(Lines of data)
- - - - -
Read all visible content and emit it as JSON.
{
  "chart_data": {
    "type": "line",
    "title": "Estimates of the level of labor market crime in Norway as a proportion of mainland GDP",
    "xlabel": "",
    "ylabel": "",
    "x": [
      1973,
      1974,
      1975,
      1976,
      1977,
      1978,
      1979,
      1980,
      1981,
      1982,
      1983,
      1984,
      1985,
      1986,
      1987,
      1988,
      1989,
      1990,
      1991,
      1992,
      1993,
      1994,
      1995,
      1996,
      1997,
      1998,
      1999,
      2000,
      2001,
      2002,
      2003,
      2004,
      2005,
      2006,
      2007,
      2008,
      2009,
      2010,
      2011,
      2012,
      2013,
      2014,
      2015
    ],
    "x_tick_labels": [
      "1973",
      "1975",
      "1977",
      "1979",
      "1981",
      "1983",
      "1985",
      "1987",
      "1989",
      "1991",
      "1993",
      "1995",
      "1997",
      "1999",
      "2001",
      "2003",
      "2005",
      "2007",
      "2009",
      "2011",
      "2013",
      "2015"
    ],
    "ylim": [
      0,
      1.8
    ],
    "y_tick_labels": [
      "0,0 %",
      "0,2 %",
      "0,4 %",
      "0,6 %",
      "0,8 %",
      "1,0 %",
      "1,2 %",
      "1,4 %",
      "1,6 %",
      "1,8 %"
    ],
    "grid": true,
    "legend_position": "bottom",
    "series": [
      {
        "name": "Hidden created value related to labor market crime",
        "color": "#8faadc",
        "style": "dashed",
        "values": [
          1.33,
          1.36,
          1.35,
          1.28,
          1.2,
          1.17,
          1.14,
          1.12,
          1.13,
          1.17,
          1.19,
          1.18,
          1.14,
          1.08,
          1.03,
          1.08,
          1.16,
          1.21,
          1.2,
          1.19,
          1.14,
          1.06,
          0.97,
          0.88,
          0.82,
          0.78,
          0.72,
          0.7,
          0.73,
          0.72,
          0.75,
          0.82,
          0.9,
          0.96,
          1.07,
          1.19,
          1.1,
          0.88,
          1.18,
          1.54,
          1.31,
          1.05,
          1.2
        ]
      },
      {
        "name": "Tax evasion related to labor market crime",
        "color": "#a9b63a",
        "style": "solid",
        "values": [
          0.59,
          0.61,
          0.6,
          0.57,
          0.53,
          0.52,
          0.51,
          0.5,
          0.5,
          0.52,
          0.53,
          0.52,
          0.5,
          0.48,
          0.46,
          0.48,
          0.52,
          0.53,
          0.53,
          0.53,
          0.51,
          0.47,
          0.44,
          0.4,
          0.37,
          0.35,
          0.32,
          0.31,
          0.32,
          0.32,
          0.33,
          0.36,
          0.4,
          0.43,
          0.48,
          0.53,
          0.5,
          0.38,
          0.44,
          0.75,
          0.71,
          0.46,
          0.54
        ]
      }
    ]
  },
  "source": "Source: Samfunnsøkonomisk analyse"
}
- - - - -
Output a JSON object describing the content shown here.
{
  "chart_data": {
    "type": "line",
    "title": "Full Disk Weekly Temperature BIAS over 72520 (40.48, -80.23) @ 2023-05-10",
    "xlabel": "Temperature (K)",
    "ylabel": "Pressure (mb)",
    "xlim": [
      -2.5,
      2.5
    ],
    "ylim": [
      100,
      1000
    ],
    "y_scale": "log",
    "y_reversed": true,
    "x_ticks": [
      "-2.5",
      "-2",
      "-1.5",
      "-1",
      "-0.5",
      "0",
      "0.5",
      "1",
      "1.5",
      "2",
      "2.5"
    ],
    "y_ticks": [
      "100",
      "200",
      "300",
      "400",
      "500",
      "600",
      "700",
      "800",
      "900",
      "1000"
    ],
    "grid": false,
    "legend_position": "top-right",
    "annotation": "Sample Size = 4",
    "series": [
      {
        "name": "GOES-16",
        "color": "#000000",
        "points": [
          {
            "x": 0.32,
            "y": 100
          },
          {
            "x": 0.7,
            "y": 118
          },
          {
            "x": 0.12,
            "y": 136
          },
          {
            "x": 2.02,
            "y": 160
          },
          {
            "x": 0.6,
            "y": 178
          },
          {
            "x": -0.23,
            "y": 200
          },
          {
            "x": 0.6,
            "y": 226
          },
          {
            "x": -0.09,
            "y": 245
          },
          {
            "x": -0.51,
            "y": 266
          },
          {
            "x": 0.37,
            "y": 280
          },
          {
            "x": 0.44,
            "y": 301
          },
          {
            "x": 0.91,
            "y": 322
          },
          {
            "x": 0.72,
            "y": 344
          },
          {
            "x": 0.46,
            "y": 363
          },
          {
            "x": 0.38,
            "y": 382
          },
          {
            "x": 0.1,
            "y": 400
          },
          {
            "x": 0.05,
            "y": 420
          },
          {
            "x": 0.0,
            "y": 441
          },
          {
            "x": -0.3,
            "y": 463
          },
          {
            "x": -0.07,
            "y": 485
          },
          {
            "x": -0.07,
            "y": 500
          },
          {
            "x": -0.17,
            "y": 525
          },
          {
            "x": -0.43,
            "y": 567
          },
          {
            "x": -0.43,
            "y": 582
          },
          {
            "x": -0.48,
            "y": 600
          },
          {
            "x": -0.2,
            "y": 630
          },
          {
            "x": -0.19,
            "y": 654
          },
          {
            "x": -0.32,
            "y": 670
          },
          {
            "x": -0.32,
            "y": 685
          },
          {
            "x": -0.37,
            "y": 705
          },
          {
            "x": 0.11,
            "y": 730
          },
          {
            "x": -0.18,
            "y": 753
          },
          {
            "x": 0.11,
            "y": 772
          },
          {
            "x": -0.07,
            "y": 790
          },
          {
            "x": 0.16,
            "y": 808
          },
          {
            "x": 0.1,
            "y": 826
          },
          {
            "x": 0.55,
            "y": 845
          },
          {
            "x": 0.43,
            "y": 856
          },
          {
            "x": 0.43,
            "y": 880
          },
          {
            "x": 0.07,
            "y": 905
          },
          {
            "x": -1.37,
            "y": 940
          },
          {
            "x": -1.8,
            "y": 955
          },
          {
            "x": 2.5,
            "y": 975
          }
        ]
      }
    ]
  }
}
- - - - -
Exercise directions:
Identify the lines above that contain the word "color", then copy them.

Exercise result:
        "color": "#8faadc",
        "color": "#a9b63a",
        "color": "#000000",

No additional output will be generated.